#### Provided records ####

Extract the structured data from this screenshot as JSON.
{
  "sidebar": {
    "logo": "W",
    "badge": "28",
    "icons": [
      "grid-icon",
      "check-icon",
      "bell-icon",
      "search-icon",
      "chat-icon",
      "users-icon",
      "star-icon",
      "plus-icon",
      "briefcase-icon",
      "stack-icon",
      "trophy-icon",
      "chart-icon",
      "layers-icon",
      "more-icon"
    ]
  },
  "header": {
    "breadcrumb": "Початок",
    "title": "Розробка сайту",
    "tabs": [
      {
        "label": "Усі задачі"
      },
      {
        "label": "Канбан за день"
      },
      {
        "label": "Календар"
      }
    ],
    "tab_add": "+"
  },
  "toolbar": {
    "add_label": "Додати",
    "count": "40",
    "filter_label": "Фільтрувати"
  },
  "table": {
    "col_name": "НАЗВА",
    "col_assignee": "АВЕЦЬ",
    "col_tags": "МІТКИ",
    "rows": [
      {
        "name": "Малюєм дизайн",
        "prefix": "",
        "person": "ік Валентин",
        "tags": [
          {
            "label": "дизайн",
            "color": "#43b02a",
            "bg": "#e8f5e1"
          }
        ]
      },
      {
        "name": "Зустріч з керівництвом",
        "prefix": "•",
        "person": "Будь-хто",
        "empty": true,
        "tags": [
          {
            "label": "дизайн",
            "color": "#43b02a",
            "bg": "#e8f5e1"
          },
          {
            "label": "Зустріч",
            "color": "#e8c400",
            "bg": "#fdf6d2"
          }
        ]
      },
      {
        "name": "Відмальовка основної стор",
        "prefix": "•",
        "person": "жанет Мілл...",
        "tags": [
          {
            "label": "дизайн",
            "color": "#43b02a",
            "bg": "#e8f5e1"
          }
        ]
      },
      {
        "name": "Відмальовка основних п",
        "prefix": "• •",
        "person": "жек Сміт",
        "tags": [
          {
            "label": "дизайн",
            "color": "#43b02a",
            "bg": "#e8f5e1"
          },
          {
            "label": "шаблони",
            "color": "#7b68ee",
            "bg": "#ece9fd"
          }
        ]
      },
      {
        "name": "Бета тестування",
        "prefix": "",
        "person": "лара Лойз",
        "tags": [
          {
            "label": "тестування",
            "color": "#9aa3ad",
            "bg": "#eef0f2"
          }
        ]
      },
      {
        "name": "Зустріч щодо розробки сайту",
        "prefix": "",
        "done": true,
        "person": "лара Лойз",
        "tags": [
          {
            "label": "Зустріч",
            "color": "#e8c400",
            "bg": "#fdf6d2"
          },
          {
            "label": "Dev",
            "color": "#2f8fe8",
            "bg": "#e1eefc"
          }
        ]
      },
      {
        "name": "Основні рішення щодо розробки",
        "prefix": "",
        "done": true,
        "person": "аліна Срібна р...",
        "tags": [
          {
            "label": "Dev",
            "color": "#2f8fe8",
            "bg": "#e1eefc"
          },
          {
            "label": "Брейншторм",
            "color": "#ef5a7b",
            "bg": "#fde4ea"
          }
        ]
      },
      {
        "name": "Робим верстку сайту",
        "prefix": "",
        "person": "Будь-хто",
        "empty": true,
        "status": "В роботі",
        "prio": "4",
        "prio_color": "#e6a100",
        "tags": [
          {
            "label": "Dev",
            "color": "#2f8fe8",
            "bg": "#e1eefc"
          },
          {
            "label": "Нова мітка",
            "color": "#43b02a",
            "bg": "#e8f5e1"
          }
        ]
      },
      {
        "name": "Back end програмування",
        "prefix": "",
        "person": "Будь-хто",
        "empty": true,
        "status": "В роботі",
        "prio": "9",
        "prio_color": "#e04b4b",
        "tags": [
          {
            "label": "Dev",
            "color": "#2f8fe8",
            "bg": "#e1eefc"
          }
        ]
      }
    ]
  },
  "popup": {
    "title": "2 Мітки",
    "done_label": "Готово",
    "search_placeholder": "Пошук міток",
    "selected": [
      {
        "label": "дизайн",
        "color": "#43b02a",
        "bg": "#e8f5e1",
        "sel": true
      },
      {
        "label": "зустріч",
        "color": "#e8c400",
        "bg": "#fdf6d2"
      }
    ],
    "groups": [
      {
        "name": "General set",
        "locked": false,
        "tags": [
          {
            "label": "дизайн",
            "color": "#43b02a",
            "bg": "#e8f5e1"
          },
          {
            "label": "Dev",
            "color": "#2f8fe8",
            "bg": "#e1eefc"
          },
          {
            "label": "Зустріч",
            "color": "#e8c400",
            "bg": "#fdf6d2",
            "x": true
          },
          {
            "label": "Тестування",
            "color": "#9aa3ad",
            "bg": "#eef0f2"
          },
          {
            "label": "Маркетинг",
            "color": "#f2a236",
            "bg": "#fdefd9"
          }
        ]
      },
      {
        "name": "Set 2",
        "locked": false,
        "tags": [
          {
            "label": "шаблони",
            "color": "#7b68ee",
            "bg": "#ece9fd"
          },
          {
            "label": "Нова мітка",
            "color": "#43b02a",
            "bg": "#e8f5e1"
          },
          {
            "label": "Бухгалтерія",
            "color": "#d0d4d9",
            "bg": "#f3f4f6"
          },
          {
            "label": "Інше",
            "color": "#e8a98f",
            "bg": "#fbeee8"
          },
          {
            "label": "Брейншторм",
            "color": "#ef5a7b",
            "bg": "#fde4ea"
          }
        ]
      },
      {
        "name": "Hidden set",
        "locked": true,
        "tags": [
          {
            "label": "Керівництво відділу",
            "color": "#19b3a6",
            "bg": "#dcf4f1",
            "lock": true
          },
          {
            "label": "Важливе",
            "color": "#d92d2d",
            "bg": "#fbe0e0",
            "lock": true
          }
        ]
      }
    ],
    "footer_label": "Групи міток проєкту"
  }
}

####

Using the listing above, return all lines where the word "Відмальовка" occurs.

        "name": "Відмальовка основної стор",
        "name": "Відмальовка основних п",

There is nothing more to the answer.